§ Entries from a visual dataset
────────

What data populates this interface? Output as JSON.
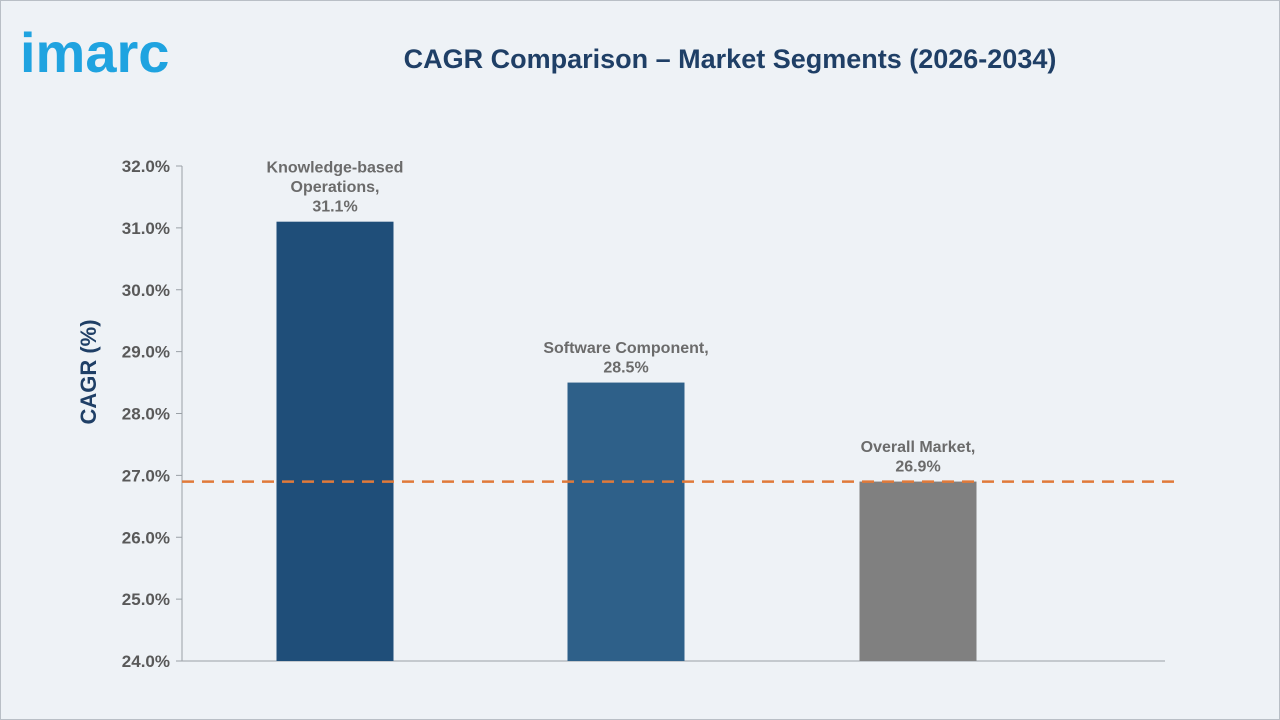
{
  "brand": {
    "name": "imarc",
    "color": "#1fa3e0"
  },
  "header": {
    "title": "CAGR Comparison – Market Segments (2026-2034)"
  },
  "chart_data": {
    "type": "bar",
    "title": "CAGR Comparison – Market Segments (2026-2034)",
    "xlabel": "",
    "ylabel": "CAGR (%)",
    "ylim": [
      24.0,
      32.0
    ],
    "yticks": [
      "24.0%",
      "25.0%",
      "26.0%",
      "27.0%",
      "28.0%",
      "29.0%",
      "30.0%",
      "31.0%",
      "32.0%"
    ],
    "ytick_values": [
      24,
      25,
      26,
      27,
      28,
      29,
      30,
      31,
      32
    ],
    "grid": false,
    "bars": [
      {
        "label_lines": [
          "Knowledge-based",
          "Operations,"
        ],
        "value_label": "31.1%",
        "value": 31.1,
        "color": "#1f4e79"
      },
      {
        "label_lines": [
          "Software Component,"
        ],
        "value_label": "28.5%",
        "value": 28.5,
        "color": "#2e6089"
      },
      {
        "label_lines": [
          "Overall Market,"
        ],
        "value_label": "26.9%",
        "value": 26.9,
        "color": "#808080"
      }
    ],
    "reference_line": {
      "value": 26.9,
      "color": "#e07a3a",
      "style": "dashed"
    }
  }
}
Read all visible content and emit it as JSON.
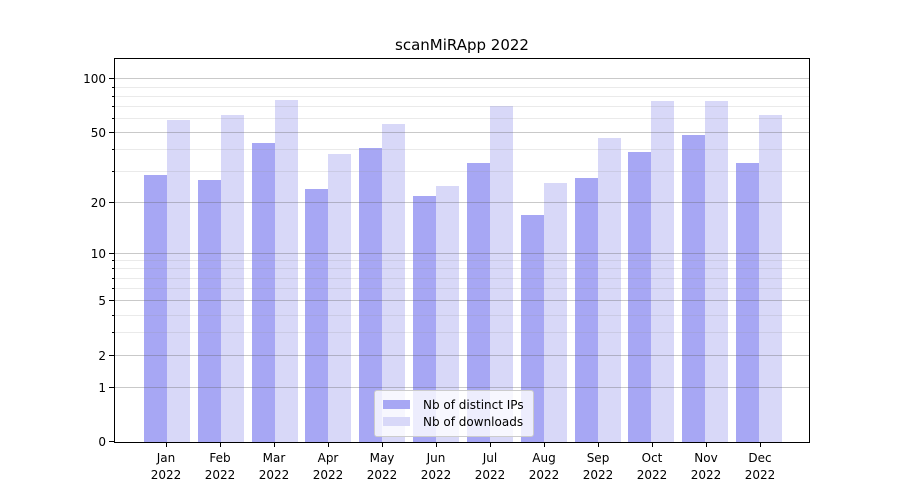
{
  "title": "scanMiRApp 2022",
  "chart_data": {
    "type": "bar",
    "title": "scanMiRApp 2022",
    "categories": [
      "Jan",
      "Feb",
      "Mar",
      "Apr",
      "May",
      "Jun",
      "Jul",
      "Aug",
      "Sep",
      "Oct",
      "Nov",
      "Dec"
    ],
    "category_year": "2022",
    "series": [
      {
        "name": "Nb of distinct IPs",
        "color": "#a7a7f4",
        "values": [
          29,
          27,
          44,
          24,
          41,
          22,
          34,
          17,
          28,
          39,
          49,
          34
        ]
      },
      {
        "name": "Nb of downloads",
        "color": "#d8d8f8",
        "values": [
          59,
          63,
          77,
          38,
          56,
          25,
          71,
          26,
          47,
          76,
          76,
          63
        ]
      }
    ],
    "xlabel": "",
    "ylabel": "",
    "yscale": "log1p",
    "ylim": [
      0,
      130
    ],
    "yticks": [
      0,
      1,
      2,
      5,
      10,
      20,
      50,
      100
    ],
    "minor_yticks": [
      3,
      4,
      6,
      7,
      8,
      9,
      30,
      40,
      60,
      70,
      80,
      90
    ],
    "grid": "on",
    "legend_position": "lower center"
  },
  "colors": {
    "background": "#ffffff",
    "spine": "#000000",
    "major_grid": "#646464",
    "major_grid_opacity": 0.35,
    "minor_grid": "#969696",
    "minor_grid_opacity": 0.2,
    "text": "#000000",
    "legend_border": "#cccccc"
  }
}
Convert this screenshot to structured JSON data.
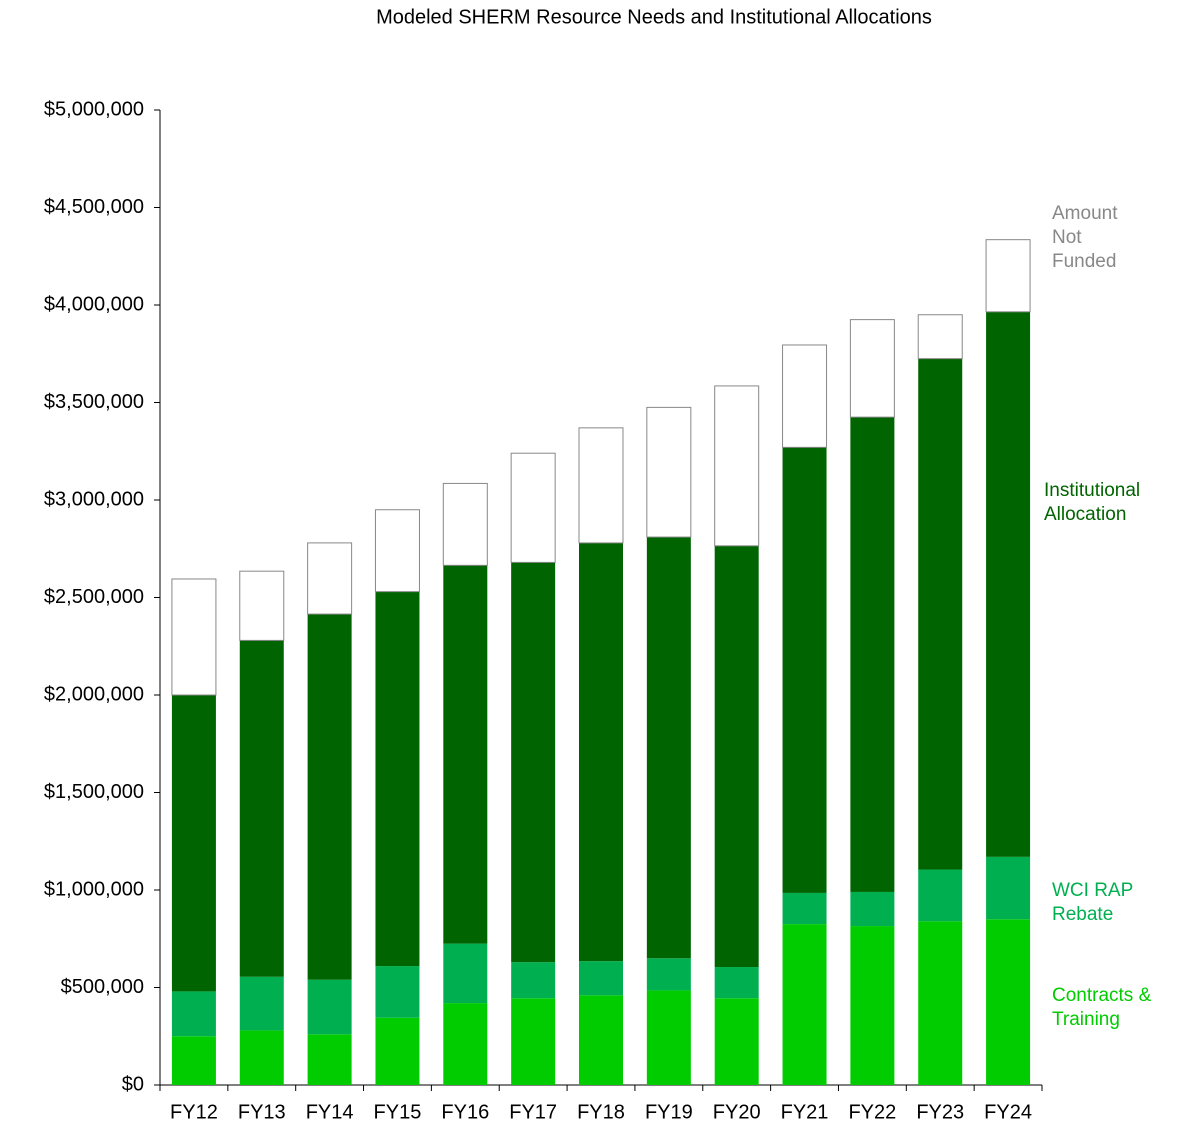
{
  "chart_data": {
    "type": "stacked_bar",
    "title": "Modeled SHERM Resource Needs and Institutional Allocations",
    "categories": [
      "FY12",
      "FY13",
      "FY14",
      "FY15",
      "FY16",
      "FY17",
      "FY18",
      "FY19",
      "FY20",
      "FY21",
      "FY22",
      "FY23",
      "FY24"
    ],
    "series": [
      {
        "name": "Contracts & Training",
        "color": "#00cc00",
        "values": [
          250000,
          280000,
          260000,
          345000,
          420000,
          445000,
          460000,
          485000,
          445000,
          825000,
          815000,
          840000,
          850000
        ]
      },
      {
        "name": "WCI RAP Rebate",
        "color": "#00b050",
        "values": [
          230000,
          275000,
          280000,
          265000,
          305000,
          185000,
          175000,
          165000,
          160000,
          160000,
          175000,
          265000,
          320000
        ]
      },
      {
        "name": "Institutional Allocation",
        "color": "#006400",
        "values": [
          1520000,
          1725000,
          1875000,
          1920000,
          1940000,
          2050000,
          2145000,
          2160000,
          2160000,
          2285000,
          2435000,
          2620000,
          2795000
        ]
      },
      {
        "name": "Amount Not Funded",
        "color": "#ffffff",
        "values": [
          595000,
          355000,
          365000,
          420000,
          420000,
          560000,
          590000,
          665000,
          820000,
          525000,
          500000,
          225000,
          370000
        ]
      }
    ],
    "ylim": [
      0,
      5000000
    ],
    "yticks": [
      {
        "value": 0,
        "label": "$0"
      },
      {
        "value": 500000,
        "label": "$500,000"
      },
      {
        "value": 1000000,
        "label": "$1,000,000"
      },
      {
        "value": 1500000,
        "label": "$1,500,000"
      },
      {
        "value": 2000000,
        "label": "$2,000,000"
      },
      {
        "value": 2500000,
        "label": "$2,500,000"
      },
      {
        "value": 3000000,
        "label": "$3,000,000"
      },
      {
        "value": 3500000,
        "label": "$3,500,000"
      },
      {
        "value": 4000000,
        "label": "$4,000,000"
      },
      {
        "value": 4500000,
        "label": "$4,500,000"
      },
      {
        "value": 5000000,
        "label": "$5,000,000"
      }
    ]
  }
}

────────

§ YOUR OBJECTIVE
Count every line in the data that contains the word "JSON", then give that count and nothing else.

§ FINAL ANSWER
3